Restate each line word for word. Leave out every picture.

## begin DATASET CONTENT

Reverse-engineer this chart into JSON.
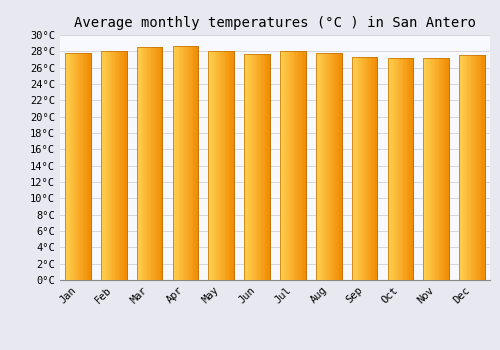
{
  "title": "Average monthly temperatures (°C ) in San Antero",
  "months": [
    "Jan",
    "Feb",
    "Mar",
    "Apr",
    "May",
    "Jun",
    "Jul",
    "Aug",
    "Sep",
    "Oct",
    "Nov",
    "Dec"
  ],
  "values": [
    27.8,
    28.0,
    28.5,
    28.6,
    28.0,
    27.7,
    28.0,
    27.8,
    27.3,
    27.2,
    27.2,
    27.5
  ],
  "ylim": [
    0,
    30
  ],
  "ytick_step": 2,
  "bar_color_left": "#FFD050",
  "bar_color_right": "#F08800",
  "bar_edge_color": "#C07000",
  "background_color": "#e8e8f0",
  "plot_bg_color": "#f8f8ff",
  "grid_color": "#d0d0d8",
  "title_fontsize": 10,
  "tick_fontsize": 7.5,
  "title_font_family": "monospace",
  "tick_font_family": "monospace"
}
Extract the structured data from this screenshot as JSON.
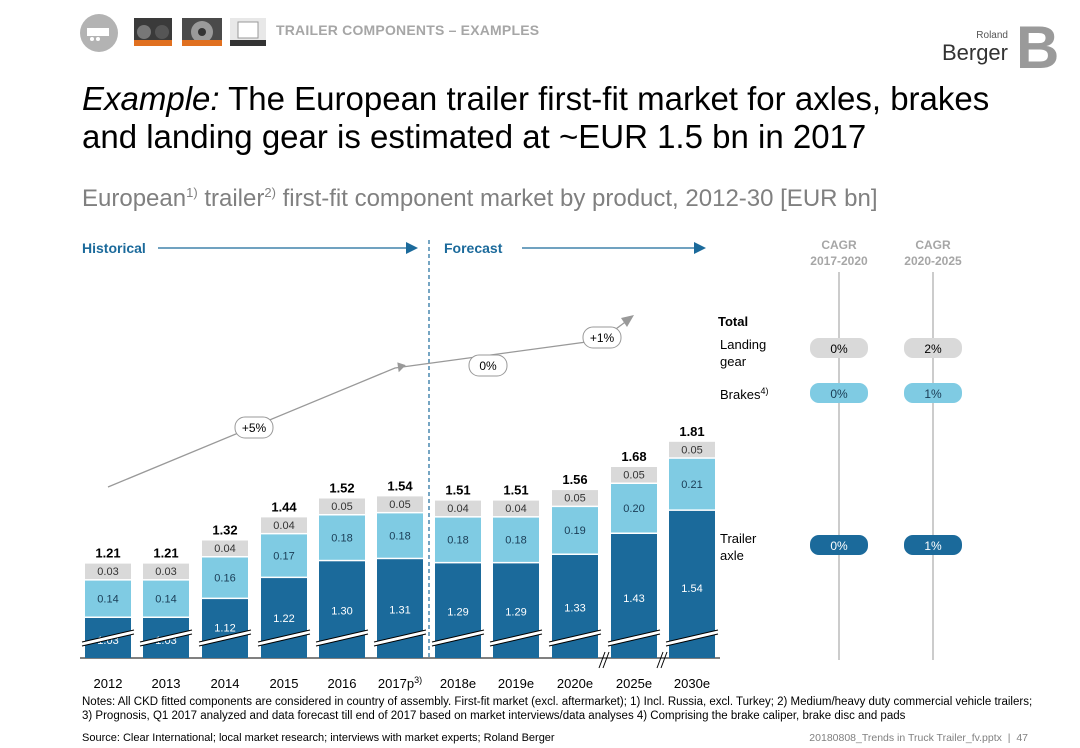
{
  "header": {
    "section_label": "TRAILER COMPONENTS – EXAMPLES",
    "title_prefix": "Example:",
    "title_rest": " The European trailer first-fit market for axles, brakes and landing gear is estimated at ~EUR 1.5 bn in 2017",
    "subtitle_a": "European",
    "subtitle_sup1": "1)",
    "subtitle_b": " trailer",
    "subtitle_sup2": "2)",
    "subtitle_c": " first-fit component market by product, 2012-30 [EUR bn]",
    "logo_small": "Roland",
    "logo_big": "Berger",
    "logo_letter": "B",
    "icons": [
      "trailer-icon",
      "axle-photo-icon",
      "brake-disc-photo-icon",
      "landing-gear-photo-icon"
    ]
  },
  "chart_data": {
    "type": "bar",
    "stacked": true,
    "title": "European trailer first-fit component market by product, 2012-30 [EUR bn]",
    "categories": [
      "2012",
      "2013",
      "2014",
      "2015",
      "2016",
      "2017p",
      "2018e",
      "2019e",
      "2020e",
      "2025e",
      "2030e"
    ],
    "category_superscripts": [
      "",
      "",
      "",
      "",
      "",
      "3)",
      "",
      "",
      "",
      "",
      ""
    ],
    "series": [
      {
        "name": "Trailer axle",
        "color": "#1b6a9b",
        "values": [
          "1.03",
          "1.03",
          "1.12",
          "1.22",
          "1.30",
          "1.31",
          "1.29",
          "1.29",
          "1.33",
          "1.43",
          "1.54"
        ]
      },
      {
        "name": "Brakes",
        "color": "#7fcbe3",
        "values": [
          "0.14",
          "0.14",
          "0.16",
          "0.17",
          "0.18",
          "0.18",
          "0.18",
          "0.18",
          "0.19",
          "0.20",
          "0.21"
        ]
      },
      {
        "name": "Landing gear",
        "color": "#d9d9d9",
        "values": [
          "0.03",
          "0.03",
          "0.04",
          "0.04",
          "0.05",
          "0.05",
          "0.04",
          "0.04",
          "0.05",
          "0.05",
          "0.05"
        ]
      }
    ],
    "totals": [
      "1.21",
      "1.21",
      "1.32",
      "1.44",
      "1.52",
      "1.54",
      "1.51",
      "1.51",
      "1.56",
      "1.68",
      "1.81"
    ],
    "total_label": "Total",
    "legend": {
      "landing_gear": "Landing gear",
      "brakes": "Brakes",
      "brakes_sup": "4)",
      "trailer_axle": "Trailer axle"
    },
    "periods": {
      "historical": "Historical",
      "forecast": "Forecast"
    },
    "growth_annotations": [
      "+5%",
      "0%",
      "+1%"
    ],
    "axis_break_categories": [
      "2025e",
      "2030e"
    ],
    "cagr": {
      "headers": [
        [
          "CAGR",
          "2017-2020"
        ],
        [
          "CAGR",
          "2020-2025"
        ]
      ],
      "landing_gear": [
        "0%",
        "2%"
      ],
      "brakes": [
        "0%",
        "1%"
      ],
      "trailer_axle": [
        "0%",
        "1%"
      ]
    }
  },
  "notes": "Notes: All CKD fitted components are considered in country of assembly. First-fit market (excl. aftermarket); 1) Incl. Russia, excl. Turkey; 2) Medium/heavy duty commercial vehicle trailers; 3) Prognosis, Q1 2017 analyzed and data forecast till end of 2017 based on market interviews/data analyses 4) Comprising the brake caliper, brake disc and pads",
  "footer": {
    "source": "Source: Clear International; local market research; interviews with market experts; Roland Berger",
    "file": "20180808_Trends in Truck Trailer_fv.pptx",
    "page": "47"
  }
}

## end DATASET CONTENT

THE SOLUTION:
Reverse-engineer this chart into JSON.
{
  "title": "Average monthly temperatures (°C ) in San Antero",
  "months": [
    "Jan",
    "Feb",
    "Mar",
    "Apr",
    "May",
    "Jun",
    "Jul",
    "Aug",
    "Sep",
    "Oct",
    "Nov",
    "Dec"
  ],
  "values": [
    27.8,
    28.0,
    28.5,
    28.6,
    28.0,
    27.7,
    28.0,
    27.8,
    27.3,
    27.2,
    27.2,
    27.5
  ],
  "ylim": [
    0,
    30
  ],
  "ytick_step": 2,
  "bar_color_left": "#FFD050",
  "bar_color_right": "#F08800",
  "bar_edge_color": "#C07000",
  "background_color": "#e8e8f0",
  "plot_bg_color": "#f8f8ff",
  "grid_color": "#d0d0d8",
  "title_fontsize": 10,
  "tick_fontsize": 7.5,
  "title_font_family": "monospace",
  "tick_font_family": "monospace"
}
Extract the structured data from this screenshot as JSON.
{
  "header": {
    "section_label": "TRAILER COMPONENTS – EXAMPLES",
    "title_prefix": "Example:",
    "title_rest": " The European trailer first-fit market for axles, brakes and landing gear is estimated at ~EUR 1.5 bn in 2017",
    "subtitle_a": "European",
    "subtitle_sup1": "1)",
    "subtitle_b": " trailer",
    "subtitle_sup2": "2)",
    "subtitle_c": " first-fit component market by product, 2012-30 [EUR bn]",
    "logo_small": "Roland",
    "logo_big": "Berger",
    "logo_letter": "B",
    "icons": [
      "trailer-icon",
      "axle-photo-icon",
      "brake-disc-photo-icon",
      "landing-gear-photo-icon"
    ]
  },
  "chart_data": {
    "type": "bar",
    "stacked": true,
    "title": "European trailer first-fit component market by product, 2012-30 [EUR bn]",
    "categories": [
      "2012",
      "2013",
      "2014",
      "2015",
      "2016",
      "2017p",
      "2018e",
      "2019e",
      "2020e",
      "2025e",
      "2030e"
    ],
    "category_superscripts": [
      "",
      "",
      "",
      "",
      "",
      "3)",
      "",
      "",
      "",
      "",
      ""
    ],
    "series": [
      {
        "name": "Trailer axle",
        "color": "#1b6a9b",
        "values": [
          "1.03",
          "1.03",
          "1.12",
          "1.22",
          "1.30",
          "1.31",
          "1.29",
          "1.29",
          "1.33",
          "1.43",
          "1.54"
        ]
      },
      {
        "name": "Brakes",
        "color": "#7fcbe3",
        "values": [
          "0.14",
          "0.14",
          "0.16",
          "0.17",
          "0.18",
          "0.18",
          "0.18",
          "0.18",
          "0.19",
          "0.20",
          "0.21"
        ]
      },
      {
        "name": "Landing gear",
        "color": "#d9d9d9",
        "values": [
          "0.03",
          "0.03",
          "0.04",
          "0.04",
          "0.05",
          "0.05",
          "0.04",
          "0.04",
          "0.05",
          "0.05",
          "0.05"
        ]
      }
    ],
    "totals": [
      "1.21",
      "1.21",
      "1.32",
      "1.44",
      "1.52",
      "1.54",
      "1.51",
      "1.51",
      "1.56",
      "1.68",
      "1.81"
    ],
    "total_label": "Total",
    "legend": {
      "landing_gear": "Landing gear",
      "brakes": "Brakes",
      "brakes_sup": "4)",
      "trailer_axle": "Trailer axle"
    },
    "periods": {
      "historical": "Historical",
      "forecast": "Forecast"
    },
    "growth_annotations": [
      "+5%",
      "0%",
      "+1%"
    ],
    "axis_break_categories": [
      "2025e",
      "2030e"
    ],
    "cagr": {
      "headers": [
        [
          "CAGR",
          "2017-2020"
        ],
        [
          "CAGR",
          "2020-2025"
        ]
      ],
      "landing_gear": [
        "0%",
        "2%"
      ],
      "brakes": [
        "0%",
        "1%"
      ],
      "trailer_axle": [
        "0%",
        "1%"
      ]
    }
  },
  "notes": "Notes: All CKD fitted components are considered in country of assembly. First-fit market (excl. aftermarket); 1) Incl. Russia, excl. Turkey; 2) Medium/heavy duty commercial vehicle trailers; 3) Prognosis, Q1 2017 analyzed and data forecast till end of 2017 based on market interviews/data analyses 4) Comprising the brake caliper, brake disc and pads",
  "footer": {
    "source": "Source: Clear International; local market research; interviews with market experts; Roland Berger",
    "file": "20180808_Trends in Truck Trailer_fv.pptx",
    "page": "47"
  }
}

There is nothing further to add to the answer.